→ AIM 1: Starting at the first line of the rows, copy them exactly through the line that contains "Output each element", including that line. Leave the pictures out of the copy.

→ GIVEN PASSAGE:
■ ■ ■ ■ ■
It may be tempting to place the pre- and postcondition around the Step subprogram only as follows:

  { pre }
  Step;           -- calculate outputs and update state
  { pre ∧ post }  -- NOT HERE!
  ...             -- any other stuff
  delay ...;      -- wait until end of sampling period

This does not check that "any other stuff" does not change variables that Step expects to persist from one iteration to the next.  

The postcondition of Step would describe its function for a single execution.  How you derive this depends on what you are trying to achieve.  You could just work up from the code but the code would obviously meet that postcondition whether right or wrong.  You could work down from the overall specification in [2], assuming nothing about the code, by converting it to a single-step specification.

Any internal state that Step depends on must be mentioned in its postcondition to justify against the overall specification [2].  That may require package body variables to be brought up to the package specification level (using own/Abstract_State), which you have done.  I expect you'll need to introduce proof/ghost functions to refer to properties of it in postconditions, however.  Have you looked at:
http://docs.adacore.com/spark2014-docs/html/lrm/mapping-spec.html#quoting-an-own-variable-in-a-contract
?

I note that your function Process is not 'reusable'.  In control system software, it would much more common for a library subprogram to have state as an 'in out' parameter so that it can be reused in different instances, e.g.

  procedure Process
   (Input  : in     Boolean;
    State  : in out Process_State;
    Output :    out Boolean)

Doing this would avoid the need to expose internal state variables.

Regards,

Phil


[1] At the end of the loop body, control always flows back to the start of the body.  Therefore we must check that
  pre ∧ post ⇒ pre
This is trivially so because we have included pre in the postcondition of the loop body.

[2] For example:

  out n ⇔ in n ∨ (out (n - 1) ∧ ∃ n' : n - 5/dt .. n - 1 ⦁ ¬ out n')
■ ■ ■ ■ ■
→ SUPPLIED MATERIAL:
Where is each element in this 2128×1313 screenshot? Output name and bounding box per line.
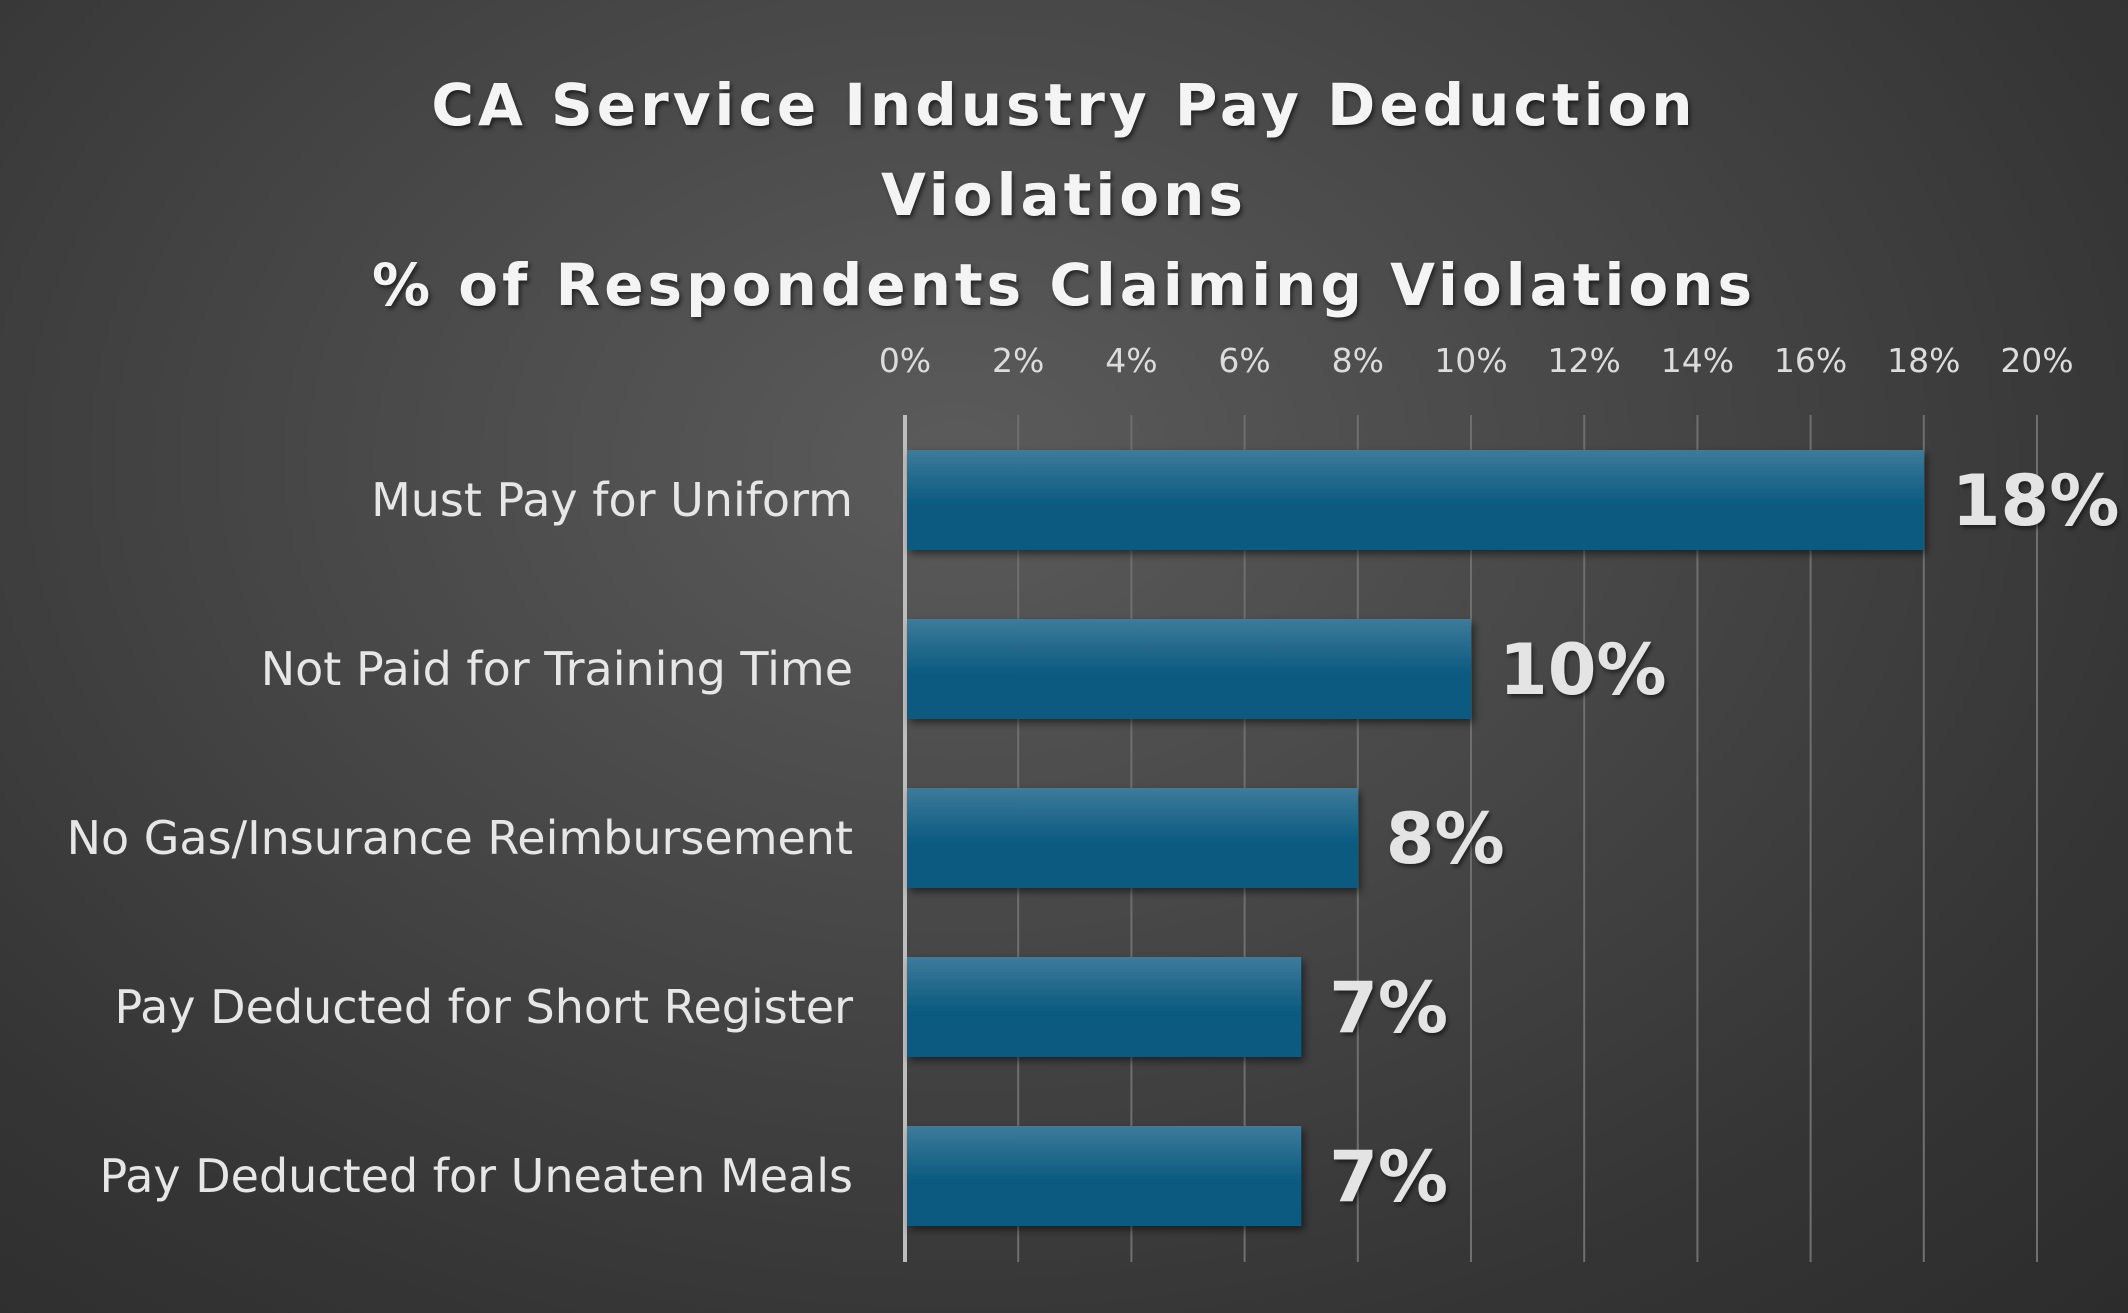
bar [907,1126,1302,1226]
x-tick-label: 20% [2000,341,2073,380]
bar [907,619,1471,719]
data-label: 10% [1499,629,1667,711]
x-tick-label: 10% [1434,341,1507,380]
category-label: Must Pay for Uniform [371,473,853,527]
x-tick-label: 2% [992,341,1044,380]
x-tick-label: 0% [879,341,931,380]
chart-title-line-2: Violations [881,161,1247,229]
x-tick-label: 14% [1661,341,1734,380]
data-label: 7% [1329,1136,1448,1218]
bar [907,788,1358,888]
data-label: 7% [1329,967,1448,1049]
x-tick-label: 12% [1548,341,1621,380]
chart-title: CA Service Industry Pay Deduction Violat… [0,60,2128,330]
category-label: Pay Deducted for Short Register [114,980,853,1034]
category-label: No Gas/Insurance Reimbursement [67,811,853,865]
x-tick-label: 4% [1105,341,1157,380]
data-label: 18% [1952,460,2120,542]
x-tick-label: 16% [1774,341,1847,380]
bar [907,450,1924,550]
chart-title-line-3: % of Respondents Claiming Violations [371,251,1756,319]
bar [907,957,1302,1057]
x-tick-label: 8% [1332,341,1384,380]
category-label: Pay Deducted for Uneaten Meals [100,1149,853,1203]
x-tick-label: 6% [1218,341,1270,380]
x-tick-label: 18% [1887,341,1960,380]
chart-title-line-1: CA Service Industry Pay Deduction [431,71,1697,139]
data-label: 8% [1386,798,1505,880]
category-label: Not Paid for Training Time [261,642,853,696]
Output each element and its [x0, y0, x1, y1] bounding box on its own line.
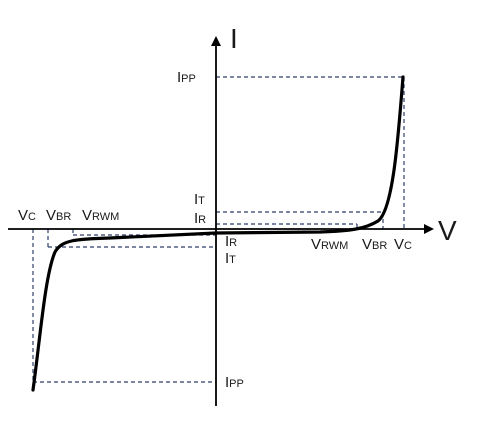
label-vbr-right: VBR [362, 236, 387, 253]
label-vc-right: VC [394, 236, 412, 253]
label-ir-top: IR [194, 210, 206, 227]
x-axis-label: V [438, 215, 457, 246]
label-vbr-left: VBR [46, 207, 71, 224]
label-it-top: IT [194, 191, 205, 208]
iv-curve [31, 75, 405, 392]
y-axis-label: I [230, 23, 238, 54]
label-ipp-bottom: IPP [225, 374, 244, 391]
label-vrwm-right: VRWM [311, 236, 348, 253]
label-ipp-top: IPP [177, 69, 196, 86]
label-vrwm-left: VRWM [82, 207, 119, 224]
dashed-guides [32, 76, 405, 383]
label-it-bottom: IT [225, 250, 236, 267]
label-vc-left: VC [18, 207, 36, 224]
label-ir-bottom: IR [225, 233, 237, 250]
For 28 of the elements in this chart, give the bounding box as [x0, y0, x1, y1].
■ ■ ■ ■ ■
→ AIM 2: In the passage, rewrite the paragraph beginning "The postcondition of Step would describe" as a brief list that keeps its main facts.

→ FULL RESPONSE 1:
Where is each element in this 2128×1313 screenshot? Output name and bounding box per line.
bar [907,1126,1302,1226]
x-tick-label: 20% [2000,341,2073,380]
bar [907,619,1471,719]
data-label: 10% [1499,629,1667,711]
x-tick-label: 10% [1434,341,1507,380]
category-label: Must Pay for Uniform [371,473,853,527]
x-tick-label: 2% [992,341,1044,380]
x-tick-label: 0% [879,341,931,380]
chart-title-line-2: Violations [881,161,1247,229]
x-tick-label: 14% [1661,341,1734,380]
data-label: 7% [1329,1136,1448,1218]
bar [907,788,1358,888]
data-label: 7% [1329,967,1448,1049]
x-tick-label: 12% [1548,341,1621,380]
chart-title: CA Service Industry Pay Deduction Violat… [0,60,2128,330]
category-label: Pay Deducted for Short Register [114,980,853,1034]
category-label: No Gas/Insurance Reimbursement [67,811,853,865]
x-tick-label: 4% [1105,341,1157,380]
data-label: 18% [1952,460,2120,542]
x-tick-label: 16% [1774,341,1847,380]
bar [907,450,1924,550]
chart-title-line-3: % of Respondents Claiming Violations [371,251,1756,319]
bar [907,957,1302,1057]
x-tick-label: 8% [1332,341,1384,380]
category-label: Pay Deducted for Uneaten Meals [100,1149,853,1203]
x-tick-label: 6% [1218,341,1270,380]
x-tick-label: 18% [1887,341,1960,380]
chart-title-line-1: CA Service Industry Pay Deduction [431,71,1697,139]
data-label: 8% [1386,798,1505,880]
category-label: Not Paid for Training Time [261,642,853,696]
Output each element and its [x0, y0, x1, y1] bounding box on its own line.

→ FULL RESPONSE 2:
- Step's postcondition would describe its function for a single execution.
- How it is derived depends on what one is trying to achieve.
- One could work up from the code, but the code would then meet that postcondition whether it was right or wrong.
- Alternatively, one could work down from the overall specification in [2], assuming nothing about the code, by converting it to a single-step specification.